### Given problem
Transcribe the records below exactly as they appear.

Dataset items:
________________

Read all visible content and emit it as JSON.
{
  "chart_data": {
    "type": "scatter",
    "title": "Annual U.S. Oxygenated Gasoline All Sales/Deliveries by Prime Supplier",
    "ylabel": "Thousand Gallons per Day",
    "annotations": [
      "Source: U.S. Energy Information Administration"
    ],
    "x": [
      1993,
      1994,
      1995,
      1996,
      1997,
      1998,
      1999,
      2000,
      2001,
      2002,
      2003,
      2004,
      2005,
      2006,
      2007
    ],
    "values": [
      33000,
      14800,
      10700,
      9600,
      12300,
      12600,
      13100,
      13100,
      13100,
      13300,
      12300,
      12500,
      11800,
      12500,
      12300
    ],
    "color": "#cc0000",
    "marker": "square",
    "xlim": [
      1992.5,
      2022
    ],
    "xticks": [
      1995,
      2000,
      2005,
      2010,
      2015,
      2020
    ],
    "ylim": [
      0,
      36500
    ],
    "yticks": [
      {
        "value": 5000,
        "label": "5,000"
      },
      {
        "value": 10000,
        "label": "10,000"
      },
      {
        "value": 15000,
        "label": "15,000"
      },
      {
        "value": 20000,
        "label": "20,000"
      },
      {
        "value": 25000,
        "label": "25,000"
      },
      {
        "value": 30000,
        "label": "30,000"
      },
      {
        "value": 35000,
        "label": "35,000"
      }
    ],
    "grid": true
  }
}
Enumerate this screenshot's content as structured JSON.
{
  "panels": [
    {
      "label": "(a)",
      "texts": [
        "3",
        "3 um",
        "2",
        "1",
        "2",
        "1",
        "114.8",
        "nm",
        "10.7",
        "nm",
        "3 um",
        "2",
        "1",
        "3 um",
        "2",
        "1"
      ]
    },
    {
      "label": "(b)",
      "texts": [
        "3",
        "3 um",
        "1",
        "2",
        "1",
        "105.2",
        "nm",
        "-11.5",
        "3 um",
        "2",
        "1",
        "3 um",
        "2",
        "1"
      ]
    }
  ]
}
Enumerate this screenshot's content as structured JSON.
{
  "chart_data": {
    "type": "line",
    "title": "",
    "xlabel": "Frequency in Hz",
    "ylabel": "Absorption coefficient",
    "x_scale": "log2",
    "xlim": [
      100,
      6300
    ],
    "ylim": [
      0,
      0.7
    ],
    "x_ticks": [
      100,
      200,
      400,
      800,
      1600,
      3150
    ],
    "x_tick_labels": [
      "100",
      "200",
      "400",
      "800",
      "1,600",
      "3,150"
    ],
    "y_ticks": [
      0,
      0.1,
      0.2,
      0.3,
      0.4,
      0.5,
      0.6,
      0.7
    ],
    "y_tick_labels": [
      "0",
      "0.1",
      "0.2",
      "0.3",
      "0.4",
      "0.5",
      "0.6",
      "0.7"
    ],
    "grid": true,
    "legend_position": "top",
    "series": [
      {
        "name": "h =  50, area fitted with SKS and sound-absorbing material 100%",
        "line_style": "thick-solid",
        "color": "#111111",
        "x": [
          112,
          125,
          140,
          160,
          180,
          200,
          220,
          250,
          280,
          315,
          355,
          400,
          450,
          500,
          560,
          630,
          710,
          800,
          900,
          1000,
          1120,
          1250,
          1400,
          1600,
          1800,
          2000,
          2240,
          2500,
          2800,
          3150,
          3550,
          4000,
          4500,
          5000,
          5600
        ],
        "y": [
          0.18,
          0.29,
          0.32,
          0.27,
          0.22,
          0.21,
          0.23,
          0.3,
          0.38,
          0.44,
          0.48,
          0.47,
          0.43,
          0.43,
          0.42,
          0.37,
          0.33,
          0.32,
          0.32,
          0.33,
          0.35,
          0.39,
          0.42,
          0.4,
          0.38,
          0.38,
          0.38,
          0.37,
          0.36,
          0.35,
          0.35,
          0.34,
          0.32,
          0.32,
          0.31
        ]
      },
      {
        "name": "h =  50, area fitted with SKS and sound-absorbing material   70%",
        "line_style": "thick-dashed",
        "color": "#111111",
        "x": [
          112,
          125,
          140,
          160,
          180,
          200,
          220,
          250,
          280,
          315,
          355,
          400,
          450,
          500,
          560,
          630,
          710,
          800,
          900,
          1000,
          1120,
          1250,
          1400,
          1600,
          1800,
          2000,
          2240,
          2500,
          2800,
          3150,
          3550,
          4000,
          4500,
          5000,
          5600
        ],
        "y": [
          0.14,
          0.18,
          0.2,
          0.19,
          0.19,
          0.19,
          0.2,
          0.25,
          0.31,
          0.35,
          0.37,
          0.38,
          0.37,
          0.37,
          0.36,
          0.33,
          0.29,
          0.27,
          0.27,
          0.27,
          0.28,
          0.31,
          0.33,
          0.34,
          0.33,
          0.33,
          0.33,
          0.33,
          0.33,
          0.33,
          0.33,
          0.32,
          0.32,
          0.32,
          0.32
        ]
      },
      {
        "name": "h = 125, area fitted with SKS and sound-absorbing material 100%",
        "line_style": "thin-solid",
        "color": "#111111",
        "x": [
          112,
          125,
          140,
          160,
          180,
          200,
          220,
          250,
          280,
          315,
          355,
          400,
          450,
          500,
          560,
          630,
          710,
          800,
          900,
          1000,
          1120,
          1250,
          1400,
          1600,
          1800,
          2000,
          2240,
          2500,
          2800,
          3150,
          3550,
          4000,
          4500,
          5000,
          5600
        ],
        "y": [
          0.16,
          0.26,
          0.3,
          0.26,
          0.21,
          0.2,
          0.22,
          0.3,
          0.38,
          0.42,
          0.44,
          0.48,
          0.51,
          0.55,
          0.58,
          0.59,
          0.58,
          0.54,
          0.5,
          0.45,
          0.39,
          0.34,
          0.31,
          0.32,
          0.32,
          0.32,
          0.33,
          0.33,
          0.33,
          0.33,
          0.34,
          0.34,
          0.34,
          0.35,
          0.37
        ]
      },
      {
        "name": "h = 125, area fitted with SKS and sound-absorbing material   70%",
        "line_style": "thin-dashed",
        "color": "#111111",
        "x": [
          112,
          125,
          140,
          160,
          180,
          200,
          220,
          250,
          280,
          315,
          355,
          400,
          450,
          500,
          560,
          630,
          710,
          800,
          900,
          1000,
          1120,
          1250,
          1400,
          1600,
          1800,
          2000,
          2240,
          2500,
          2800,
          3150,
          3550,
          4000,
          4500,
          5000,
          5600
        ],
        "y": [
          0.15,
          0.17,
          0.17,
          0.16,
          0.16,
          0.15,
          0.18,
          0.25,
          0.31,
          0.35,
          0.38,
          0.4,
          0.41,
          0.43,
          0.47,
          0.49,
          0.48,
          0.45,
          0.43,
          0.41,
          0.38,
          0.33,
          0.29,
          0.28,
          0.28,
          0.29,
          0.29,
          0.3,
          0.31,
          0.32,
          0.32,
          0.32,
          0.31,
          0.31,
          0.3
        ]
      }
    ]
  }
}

________________

### Problem solution
Read all visible content and emit it as JSON.
{
  "chart_data": {
    "type": "scatter",
    "title": "Annual U.S. Oxygenated Gasoline All Sales/Deliveries by Prime Supplier",
    "ylabel": "Thousand Gallons per Day",
    "annotations": [
      "Source: U.S. Energy Information Administration"
    ],
    "x": [
      1993,
      1994,
      1995,
      1996,
      1997,
      1998,
      1999,
      2000,
      2001,
      2002,
      2003,
      2004,
      2005,
      2006,
      2007
    ],
    "values": [
      33000,
      14800,
      10700,
      9600,
      12300,
      12600,
      13100,
      13100,
      13100,
      13300,
      12300,
      12500,
      11800,
      12500,
      12300
    ],
    "color": "#cc0000",
    "marker": "square",
    "xlim": [
      1992.5,
      2022
    ],
    "xticks": [
      1995,
      2000,
      2005,
      2010,
      2015,
      2020
    ],
    "ylim": [
      0,
      36500
    ],
    "yticks": [
      {
        "value": 5000,
        "label": "5,000"
      },
      {
        "value": 10000,
        "label": "10,000"
      },
      {
        "value": 15000,
        "label": "15,000"
      },
      {
        "value": 20000,
        "label": "20,000"
      },
      {
        "value": 25000,
        "label": "25,000"
      },
      {
        "value": 30000,
        "label": "30,000"
      },
      {
        "value": 35000,
        "label": "35,000"
      }
    ],
    "grid": true
  }
}
Enumerate this screenshot's content as structured JSON.
{
  "panels": [
    {
      "label": "(a)",
      "texts": [
        "3",
        "3 um",
        "2",
        "1",
        "2",
        "1",
        "114.8",
        "nm",
        "10.7",
        "nm",
        "3 um",
        "2",
        "1",
        "3 um",
        "2",
        "1"
      ]
    },
    {
      "label": "(b)",
      "texts": [
        "3",
        "3 um",
        "1",
        "2",
        "1",
        "105.2",
        "nm",
        "-11.5",
        "3 um",
        "2",
        "1",
        "3 um",
        "2",
        "1"
      ]
    }
  ]
}
Enumerate this screenshot's content as structured JSON.
{
  "chart_data": {
    "type": "line",
    "title": "",
    "xlabel": "Frequency in Hz",
    "ylabel": "Absorption coefficient",
    "x_scale": "log2",
    "xlim": [
      100,
      6300
    ],
    "ylim": [
      0,
      0.7
    ],
    "x_ticks": [
      100,
      200,
      400,
      800,
      1600,
      3150
    ],
    "x_tick_labels": [
      "100",
      "200",
      "400",
      "800",
      "1,600",
      "3,150"
    ],
    "y_ticks": [
      0,
      0.1,
      0.2,
      0.3,
      0.4,
      0.5,
      0.6,
      0.7
    ],
    "y_tick_labels": [
      "0",
      "0.1",
      "0.2",
      "0.3",
      "0.4",
      "0.5",
      "0.6",
      "0.7"
    ],
    "grid": true,
    "legend_position": "top",
    "series": [
      {
        "name": "h =  50, area fitted with SKS and sound-absorbing material 100%",
        "line_style": "thick-solid",
        "color": "#111111",
        "x": [
          112,
          125,
          140,
          160,
          180,
          200,
          220,
          250,
          280,
          315,
          355,
          400,
          450,
          500,
          560,
          630,
          710,
          800,
          900,
          1000,
          1120,
          1250,
          1400,
          1600,
          1800,
          2000,
          2240,
          2500,
          2800,
          3150,
          3550,
          4000,
          4500,
          5000,
          5600
        ],
        "y": [
          0.18,
          0.29,
          0.32,
          0.27,
          0.22,
          0.21,
          0.23,
          0.3,
          0.38,
          0.44,
          0.48,
          0.47,
          0.43,
          0.43,
          0.42,
          0.37,
          0.33,
          0.32,
          0.32,
          0.33,
          0.35,
          0.39,
          0.42,
          0.4,
          0.38,
          0.38,
          0.38,
          0.37,
          0.36,
          0.35,
          0.35,
          0.34,
          0.32,
          0.32,
          0.31
        ]
      },
      {
        "name": "h =  50, area fitted with SKS and sound-absorbing material   70%",
        "line_style": "thick-dashed",
        "color": "#111111",
        "x": [
          112,
          125,
          140,
          160,
          180,
          200,
          220,
          250,
          280,
          315,
          355,
          400,
          450,
          500,
          560,
          630,
          710,
          800,
          900,
          1000,
          1120,
          1250,
          1400,
          1600,
          1800,
          2000,
          2240,
          2500,
          2800,
          3150,
          3550,
          4000,
          4500,
          5000,
          5600
        ],
        "y": [
          0.14,
          0.18,
          0.2,
          0.19,
          0.19,
          0.19,
          0.2,
          0.25,
          0.31,
          0.35,
          0.37,
          0.38,
          0.37,
          0.37,
          0.36,
          0.33,
          0.29,
          0.27,
          0.27,
          0.27,
          0.28,
          0.31,
          0.33,
          0.34,
          0.33,
          0.33,
          0.33,
          0.33,
          0.33,
          0.33,
          0.33,
          0.32,
          0.32,
          0.32,
          0.32
        ]
      },
      {
        "name": "h = 125, area fitted with SKS and sound-absorbing material 100%",
        "line_style": "thin-solid",
        "color": "#111111",
        "x": [
          112,
          125,
          140,
          160,
          180,
          200,
          220,
          250,
          280,
          315,
          355,
          400,
          450,
          500,
          560,
          630,
          710,
          800,
          900,
          1000,
          1120,
          1250,
          1400,
          1600,
          1800,
          2000,
          2240,
          2500,
          2800,
          3150,
          3550,
          4000,
          4500,
          5000,
          5600
        ],
        "y": [
          0.16,
          0.26,
          0.3,
          0.26,
          0.21,
          0.2,
          0.22,
          0.3,
          0.38,
          0.42,
          0.44,
          0.48,
          0.51,
          0.55,
          0.58,
          0.59,
          0.58,
          0.54,
          0.5,
          0.45,
          0.39,
          0.34,
          0.31,
          0.32,
          0.32,
          0.32,
          0.33,
          0.33,
          0.33,
          0.33,
          0.34,
          0.34,
          0.34,
          0.35,
          0.37
        ]
      },
      {
        "name": "h = 125, area fitted with SKS and sound-absorbing material   70%",
        "line_style": "thin-dashed",
        "color": "#111111",
        "x": [
          112,
          125,
          140,
          160,
          180,
          200,
          220,
          250,
          280,
          315,
          355,
          400,
          450,
          500,
          560,
          630,
          710,
          800,
          900,
          1000,
          1120,
          1250,
          1400,
          1600,
          1800,
          2000,
          2240,
          2500,
          2800,
          3150,
          3550,
          4000,
          4500,
          5000,
          5600
        ],
        "y": [
          0.15,
          0.17,
          0.17,
          0.16,
          0.16,
          0.15,
          0.18,
          0.25,
          0.31,
          0.35,
          0.38,
          0.4,
          0.41,
          0.43,
          0.47,
          0.49,
          0.48,
          0.45,
          0.43,
          0.41,
          0.38,
          0.33,
          0.29,
          0.28,
          0.28,
          0.29,
          0.29,
          0.3,
          0.31,
          0.32,
          0.32,
          0.32,
          0.31,
          0.31,
          0.3
        ]
      }
    ]
  }
}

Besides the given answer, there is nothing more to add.